Extracted data entries
_ _ _ _ _
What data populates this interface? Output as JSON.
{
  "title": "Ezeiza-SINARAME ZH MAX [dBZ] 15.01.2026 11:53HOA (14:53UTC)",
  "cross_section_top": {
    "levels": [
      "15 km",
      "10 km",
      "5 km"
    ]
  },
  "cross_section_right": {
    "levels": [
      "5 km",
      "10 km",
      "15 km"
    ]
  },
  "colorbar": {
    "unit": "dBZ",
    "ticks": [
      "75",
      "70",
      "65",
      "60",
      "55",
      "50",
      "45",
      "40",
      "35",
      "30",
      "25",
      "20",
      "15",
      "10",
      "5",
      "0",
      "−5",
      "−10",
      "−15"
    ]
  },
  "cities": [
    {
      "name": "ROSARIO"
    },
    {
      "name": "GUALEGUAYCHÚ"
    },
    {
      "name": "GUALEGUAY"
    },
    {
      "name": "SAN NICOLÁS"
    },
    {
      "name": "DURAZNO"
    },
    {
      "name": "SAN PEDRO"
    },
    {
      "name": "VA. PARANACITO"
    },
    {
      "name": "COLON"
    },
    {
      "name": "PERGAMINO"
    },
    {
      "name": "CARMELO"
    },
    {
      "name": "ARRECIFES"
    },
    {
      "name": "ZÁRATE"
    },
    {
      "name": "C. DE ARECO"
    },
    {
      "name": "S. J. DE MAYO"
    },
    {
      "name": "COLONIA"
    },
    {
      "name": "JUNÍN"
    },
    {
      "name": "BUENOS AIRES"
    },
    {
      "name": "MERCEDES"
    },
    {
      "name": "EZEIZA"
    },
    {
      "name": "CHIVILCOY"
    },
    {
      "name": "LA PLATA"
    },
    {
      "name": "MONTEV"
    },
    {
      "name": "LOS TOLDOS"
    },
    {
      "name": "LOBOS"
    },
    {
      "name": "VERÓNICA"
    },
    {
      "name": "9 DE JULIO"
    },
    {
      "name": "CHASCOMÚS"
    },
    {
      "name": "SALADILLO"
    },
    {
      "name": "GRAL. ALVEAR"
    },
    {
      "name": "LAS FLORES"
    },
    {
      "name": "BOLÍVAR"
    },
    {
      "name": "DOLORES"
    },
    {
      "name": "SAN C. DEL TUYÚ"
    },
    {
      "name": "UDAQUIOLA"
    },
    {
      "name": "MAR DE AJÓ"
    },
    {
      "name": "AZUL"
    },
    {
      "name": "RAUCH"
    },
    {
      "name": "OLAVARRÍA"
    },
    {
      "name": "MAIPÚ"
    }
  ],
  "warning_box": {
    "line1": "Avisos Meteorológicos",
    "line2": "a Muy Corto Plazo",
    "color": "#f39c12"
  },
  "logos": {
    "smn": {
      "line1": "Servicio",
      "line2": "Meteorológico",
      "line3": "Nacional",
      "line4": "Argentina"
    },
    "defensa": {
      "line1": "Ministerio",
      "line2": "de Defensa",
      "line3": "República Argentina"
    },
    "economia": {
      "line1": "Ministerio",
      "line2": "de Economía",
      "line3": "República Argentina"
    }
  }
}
_ _ _ _ _
INSTRUCTIONS TO FOLLOW »
Copy each record from above without leaving any out.

RESULT OF THE TASK »
What data populates this interface? Output as JSON.
{
  "title": "Ezeiza-SINARAME ZH MAX [dBZ] 15.01.2026 11:53HOA (14:53UTC)",
  "cross_section_top": {
    "levels": [
      "15 km",
      "10 km",
      "5 km"
    ]
  },
  "cross_section_right": {
    "levels": [
      "5 km",
      "10 km",
      "15 km"
    ]
  },
  "colorbar": {
    "unit": "dBZ",
    "ticks": [
      "75",
      "70",
      "65",
      "60",
      "55",
      "50",
      "45",
      "40",
      "35",
      "30",
      "25",
      "20",
      "15",
      "10",
      "5",
      "0",
      "−5",
      "−10",
      "−15"
    ]
  },
  "cities": [
    {
      "name": "ROSARIO"
    },
    {
      "name": "GUALEGUAYCHÚ"
    },
    {
      "name": "GUALEGUAY"
    },
    {
      "name": "SAN NICOLÁS"
    },
    {
      "name": "DURAZNO"
    },
    {
      "name": "SAN PEDRO"
    },
    {
      "name": "VA. PARANACITO"
    },
    {
      "name": "COLON"
    },
    {
      "name": "PERGAMINO"
    },
    {
      "name": "CARMELO"
    },
    {
      "name": "ARRECIFES"
    },
    {
      "name": "ZÁRATE"
    },
    {
      "name": "C. DE ARECO"
    },
    {
      "name": "S. J. DE MAYO"
    },
    {
      "name": "COLONIA"
    },
    {
      "name": "JUNÍN"
    },
    {
      "name": "BUENOS AIRES"
    },
    {
      "name": "MERCEDES"
    },
    {
      "name": "EZEIZA"
    },
    {
      "name": "CHIVILCOY"
    },
    {
      "name": "LA PLATA"
    },
    {
      "name": "MONTEV"
    },
    {
      "name": "LOS TOLDOS"
    },
    {
      "name": "LOBOS"
    },
    {
      "name": "VERÓNICA"
    },
    {
      "name": "9 DE JULIO"
    },
    {
      "name": "CHASCOMÚS"
    },
    {
      "name": "SALADILLO"
    },
    {
      "name": "GRAL. ALVEAR"
    },
    {
      "name": "LAS FLORES"
    },
    {
      "name": "BOLÍVAR"
    },
    {
      "name": "DOLORES"
    },
    {
      "name": "SAN C. DEL TUYÚ"
    },
    {
      "name": "UDAQUIOLA"
    },
    {
      "name": "MAR DE AJÓ"
    },
    {
      "name": "AZUL"
    },
    {
      "name": "RAUCH"
    },
    {
      "name": "OLAVARRÍA"
    },
    {
      "name": "MAIPÚ"
    }
  ],
  "warning_box": {
    "line1": "Avisos Meteorológicos",
    "line2": "a Muy Corto Plazo",
    "color": "#f39c12"
  },
  "logos": {
    "smn": {
      "line1": "Servicio",
      "line2": "Meteorológico",
      "line3": "Nacional",
      "line4": "Argentina"
    },
    "defensa": {
      "line1": "Ministerio",
      "line2": "de Defensa",
      "line3": "República Argentina"
    },
    "economia": {
      "line1": "Ministerio",
      "line2": "de Economía",
      "line3": "República Argentina"
    }
  }
}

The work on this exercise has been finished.